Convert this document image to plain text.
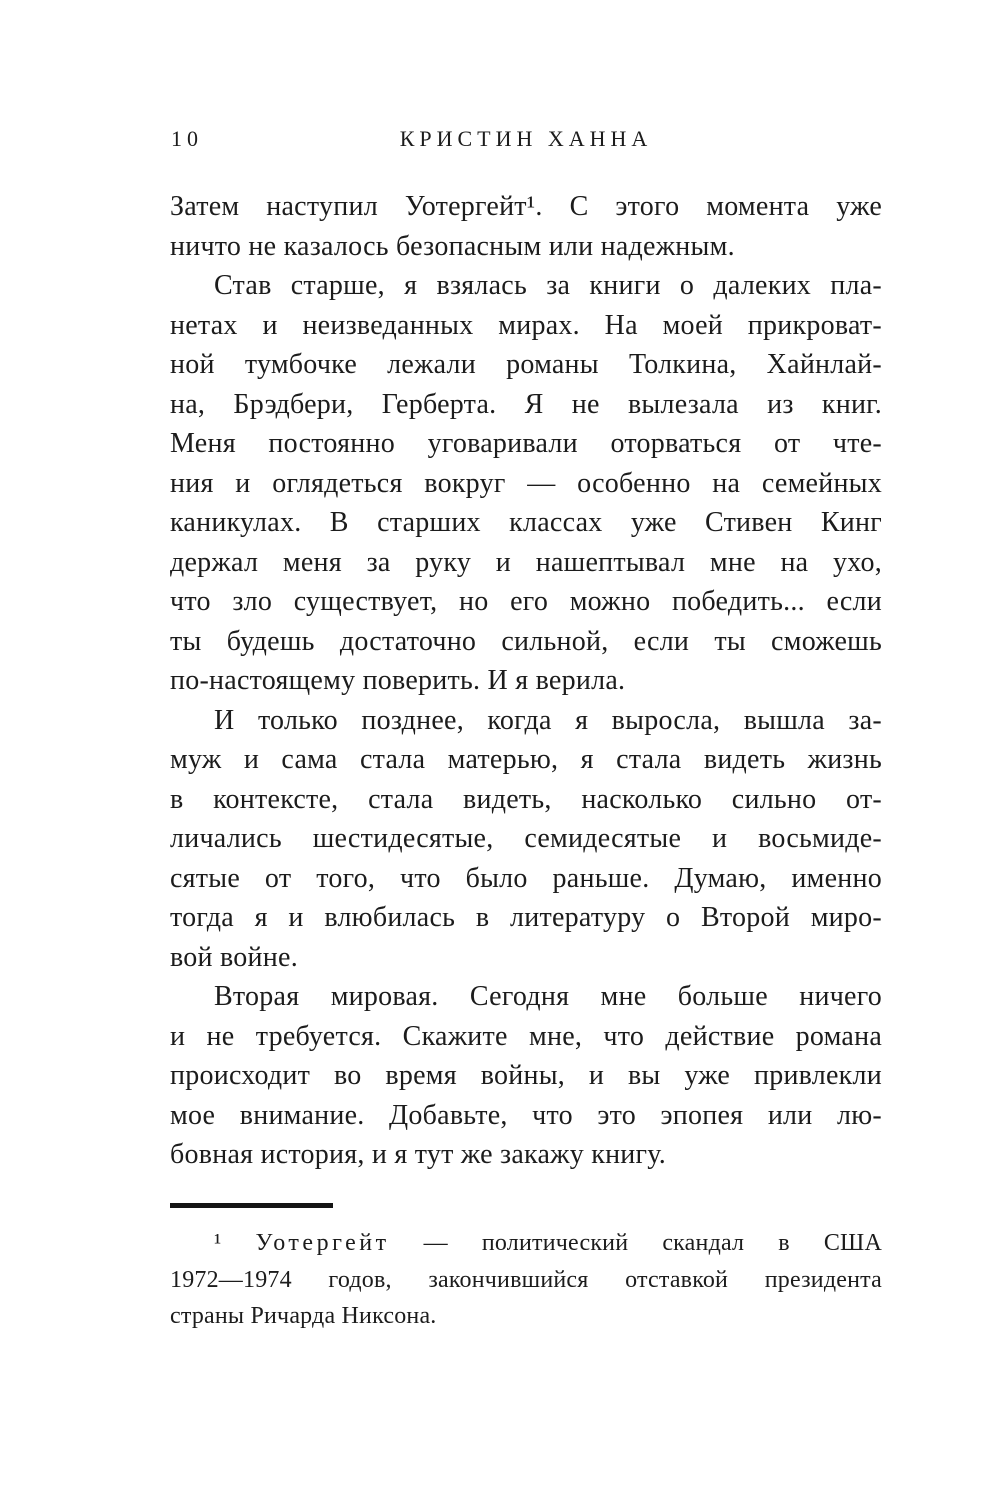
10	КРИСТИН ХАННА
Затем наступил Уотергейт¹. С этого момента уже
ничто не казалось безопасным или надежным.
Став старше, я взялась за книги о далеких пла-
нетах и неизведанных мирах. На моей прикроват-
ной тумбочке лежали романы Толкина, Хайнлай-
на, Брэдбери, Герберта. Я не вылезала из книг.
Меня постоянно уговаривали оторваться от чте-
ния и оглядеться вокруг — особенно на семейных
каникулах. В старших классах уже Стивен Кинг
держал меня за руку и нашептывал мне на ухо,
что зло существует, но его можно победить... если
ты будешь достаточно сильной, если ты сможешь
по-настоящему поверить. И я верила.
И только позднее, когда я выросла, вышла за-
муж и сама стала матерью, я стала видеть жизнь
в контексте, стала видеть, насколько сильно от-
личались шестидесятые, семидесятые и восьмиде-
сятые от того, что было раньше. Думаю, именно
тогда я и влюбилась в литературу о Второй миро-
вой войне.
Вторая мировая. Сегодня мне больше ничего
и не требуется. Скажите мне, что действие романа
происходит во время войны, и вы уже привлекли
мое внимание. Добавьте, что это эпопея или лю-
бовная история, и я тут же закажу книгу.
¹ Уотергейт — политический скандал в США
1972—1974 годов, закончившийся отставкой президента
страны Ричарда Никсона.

==*==

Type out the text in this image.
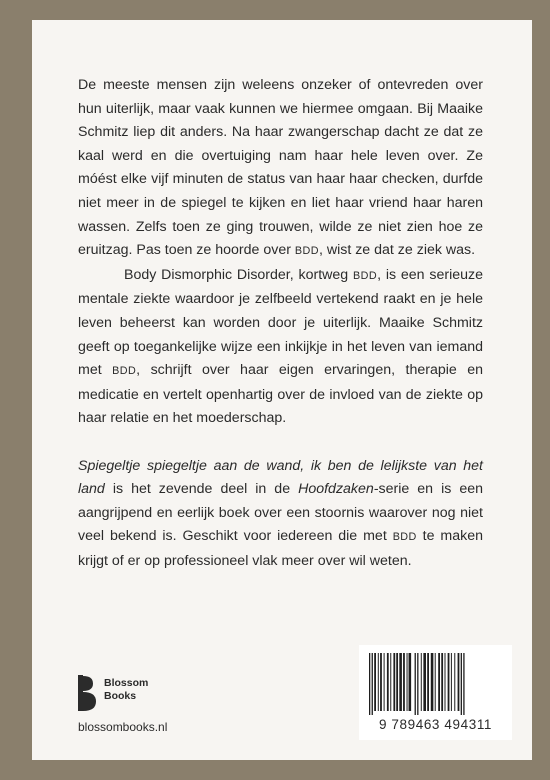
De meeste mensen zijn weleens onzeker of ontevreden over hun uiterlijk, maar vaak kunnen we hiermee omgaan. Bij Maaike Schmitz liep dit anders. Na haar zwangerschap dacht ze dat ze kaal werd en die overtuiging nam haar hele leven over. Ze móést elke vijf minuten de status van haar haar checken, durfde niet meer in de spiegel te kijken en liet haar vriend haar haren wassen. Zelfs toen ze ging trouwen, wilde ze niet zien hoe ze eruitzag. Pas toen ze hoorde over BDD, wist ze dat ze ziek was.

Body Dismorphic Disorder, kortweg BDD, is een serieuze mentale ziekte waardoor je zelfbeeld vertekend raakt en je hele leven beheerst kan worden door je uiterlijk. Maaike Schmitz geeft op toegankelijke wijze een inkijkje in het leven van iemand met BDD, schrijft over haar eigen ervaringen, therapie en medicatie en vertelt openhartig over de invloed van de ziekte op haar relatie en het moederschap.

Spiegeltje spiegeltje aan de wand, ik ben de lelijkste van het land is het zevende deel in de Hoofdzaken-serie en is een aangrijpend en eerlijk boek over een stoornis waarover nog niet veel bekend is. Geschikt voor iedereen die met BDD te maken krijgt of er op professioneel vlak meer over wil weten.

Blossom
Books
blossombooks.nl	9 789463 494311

==*==

# What is expected
Extract all lines of the records above that include "uiterlijk".

# Response for this exercise
De meeste mensen zijn weleens onzeker of ontevreden over hun uiterlijk, maar vaak kunnen we hiermee omgaan. Bij Maaike Schmitz liep dit anders. Na haar zwangerschap dacht ze dat ze kaal werd en die overtuiging nam haar hele leven over. Ze móést elke vijf minuten de status van haar haar checken, durfde niet meer in de spiegel te kijken en liet haar vriend haar haren wassen. Zelfs toen ze ging trouwen, wilde ze niet zien hoe ze eruitzag. Pas toen ze hoorde over BDD, wist ze dat ze ziek was.
Body Dismorphic Disorder, kortweg BDD, is een serieuze mentale ziekte waardoor je zelfbeeld vertekend raakt en je hele leven beheerst kan worden door je uiterlijk. Maaike Schmitz geeft op toegankelijke wijze een inkijkje in het leven van iemand met BDD, schrijft over haar eigen ervaringen, therapie en medicatie en vertelt openhartig over de invloed van de ziekte op haar relatie en het moederschap.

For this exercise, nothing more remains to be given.